List all lines of the data containing the word "Imagination".

(Lines of data)
§

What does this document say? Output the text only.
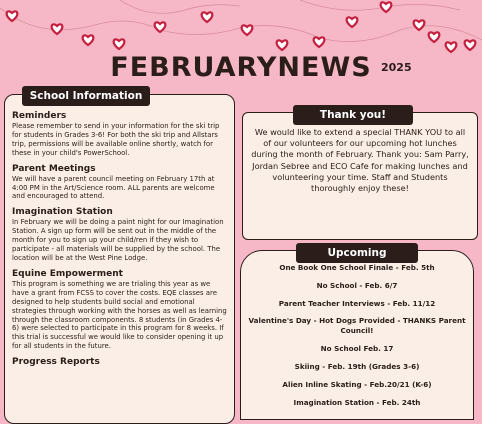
FEBRUARYNEWS 2025
Reminders

Please remember to send in your information for the ski trip for students in Grades 3-6! For both the ski trip and Allstars trip, permissions will be available online shortly, watch for these in your child's PowerSchool.

Parent Meetings

We will have a parent council meeting on February 17th at 4:00 PM in the Art/Science room. ALL parents are welcome and encouraged to attend.

Imagination Station

In February we will be doing a paint night for our Imagination Station. A sign up form will be sent out in the middle of the month for you to sign up your child/ren if they wish to participate - all materials will be supplied by the school. The location will be at the West Pine Lodge.

Equine Empowerment

This program is something we are trialing this year as we have a grant from FCSS to cover the costs. EQE classes are designed to help students build social and emotional strategies through working with the horses as well as learning through the classroom components. 8 students (in Grades 4-6) were selected to participate in this program for 8 weeks. If this trial is successful we would like to consider opening it up for all students in the future.

Progress Reports

School Information
We would like to extend a special THANK YOU to all of our volunteers for our upcoming hot lunches during the month of February. Thank you: Sam Parry, Jordan Sebree and ECO Cafe for making lunches and volunteering your time. Staff and Students thoroughly enjoy these!
Thank you!
One Book One School Finale - Feb. 5th
No School - Feb. 6/7
Parent Teacher Interviews - Feb. 11/12
Valentine's Day - Hot Dogs Provided - THANKS Parent Council!
No School Feb. 17
Skiing - Feb. 19th (Grades 3-6)
Alien Inline Skating - Feb.20/21 (K-6)
Imagination Station - Feb. 24th
Upcoming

§

▸ **RIGHT ANSWER**
Imagination Station
In February we will be doing a paint night for our Imagination Station. A sign up form will be sent out in the middle of the month for you to sign up your child/ren if they wish to participate - all materials will be supplied by the school. The location will be at the West Pine Lodge.
Imagination Station - Feb. 24th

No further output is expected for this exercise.